Short task: Return the records in full, exactly as given.

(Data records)
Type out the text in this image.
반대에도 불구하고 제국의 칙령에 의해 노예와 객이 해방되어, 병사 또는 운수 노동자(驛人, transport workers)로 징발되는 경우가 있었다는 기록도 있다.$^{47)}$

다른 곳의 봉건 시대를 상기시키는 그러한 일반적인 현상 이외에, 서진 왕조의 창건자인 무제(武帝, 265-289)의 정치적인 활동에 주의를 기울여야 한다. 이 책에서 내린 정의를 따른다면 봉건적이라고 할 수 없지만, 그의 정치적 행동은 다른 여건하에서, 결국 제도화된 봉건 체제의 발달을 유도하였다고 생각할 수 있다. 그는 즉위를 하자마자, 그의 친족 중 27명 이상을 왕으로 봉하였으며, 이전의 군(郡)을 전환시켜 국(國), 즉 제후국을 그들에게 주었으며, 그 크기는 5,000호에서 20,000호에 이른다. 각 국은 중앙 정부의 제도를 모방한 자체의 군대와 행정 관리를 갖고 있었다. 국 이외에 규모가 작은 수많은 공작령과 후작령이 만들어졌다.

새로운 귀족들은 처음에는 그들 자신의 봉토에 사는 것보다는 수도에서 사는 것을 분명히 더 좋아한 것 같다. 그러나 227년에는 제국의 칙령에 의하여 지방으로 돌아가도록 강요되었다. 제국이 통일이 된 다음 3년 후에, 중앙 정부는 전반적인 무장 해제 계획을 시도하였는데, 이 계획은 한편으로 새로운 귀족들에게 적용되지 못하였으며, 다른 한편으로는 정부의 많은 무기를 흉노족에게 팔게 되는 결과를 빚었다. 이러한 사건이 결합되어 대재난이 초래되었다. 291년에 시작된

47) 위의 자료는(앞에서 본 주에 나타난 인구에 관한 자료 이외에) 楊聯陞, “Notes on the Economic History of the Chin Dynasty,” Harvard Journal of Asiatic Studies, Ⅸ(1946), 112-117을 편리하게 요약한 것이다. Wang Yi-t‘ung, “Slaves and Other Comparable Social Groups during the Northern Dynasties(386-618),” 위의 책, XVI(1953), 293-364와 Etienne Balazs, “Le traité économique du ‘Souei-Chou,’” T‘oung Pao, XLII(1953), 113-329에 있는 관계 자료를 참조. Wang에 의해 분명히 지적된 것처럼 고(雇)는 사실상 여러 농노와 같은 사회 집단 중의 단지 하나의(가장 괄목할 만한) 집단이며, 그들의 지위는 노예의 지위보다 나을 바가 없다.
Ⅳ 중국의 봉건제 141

Reply to the exercise:
Type out the text in this image.
반대에도 불구하고 제국의 칙령에 의해 노예와 객이 해방되어, 병사 또는 운수 노동자(驛人, transport workers)로 징발되는 경우가 있었다는 기록도 있다.$^{47)}$

다른 곳의 봉건 시대를 상기시키는 그러한 일반적인 현상 이외에, 서진 왕조의 창건자인 무제(武帝, 265-289)의 정치적인 활동에 주의를 기울여야 한다. 이 책에서 내린 정의를 따른다면 봉건적이라고 할 수 없지만, 그의 정치적 행동은 다른 여건하에서, 결국 제도화된 봉건 체제의 발달을 유도하였다고 생각할 수 있다. 그는 즉위를 하자마자, 그의 친족 중 27명 이상을 왕으로 봉하였으며, 이전의 군(郡)을 전환시켜 국(國), 즉 제후국을 그들에게 주었으며, 그 크기는 5,000호에서 20,000호에 이른다. 각 국은 중앙 정부의 제도를 모방한 자체의 군대와 행정 관리를 갖고 있었다. 국 이외에 규모가 작은 수많은 공작령과 후작령이 만들어졌다.

새로운 귀족들은 처음에는 그들 자신의 봉토에 사는 것보다는 수도에서 사는 것을 분명히 더 좋아한 것 같다. 그러나 227년에는 제국의 칙령에 의하여 지방으로 돌아가도록 강요되었다. 제국이 통일이 된 다음 3년 후에, 중앙 정부는 전반적인 무장 해제 계획을 시도하였는데, 이 계획은 한편으로 새로운 귀족들에게 적용되지 못하였으며, 다른 한편으로는 정부의 많은 무기를 흉노족에게 팔게 되는 결과를 빚었다. 이러한 사건이 결합되어 대재난이 초래되었다. 291년에 시작된

47) 위의 자료는(앞에서 본 주에 나타난 인구에 관한 자료 이외에) 楊聯陞, “Notes on the Economic History of the Chin Dynasty,” Harvard Journal of Asiatic Studies, Ⅸ(1946), 112-117을 편리하게 요약한 것이다. Wang Yi-t‘ung, “Slaves and Other Comparable Social Groups during the Northern Dynasties(386-618),” 위의 책, XVI(1953), 293-364와 Etienne Balazs, “Le traité économique du ‘Souei-Chou,’” T‘oung Pao, XLII(1953), 113-329에 있는 관계 자료를 참조. Wang에 의해 분명히 지적된 것처럼 고(雇)는 사실상 여러 농노와 같은 사회 집단 중의 단지 하나의(가장 괄목할 만한) 집단이며, 그들의 지위는 노예의 지위보다 나을 바가 없다.
Ⅳ 중국의 봉건제 141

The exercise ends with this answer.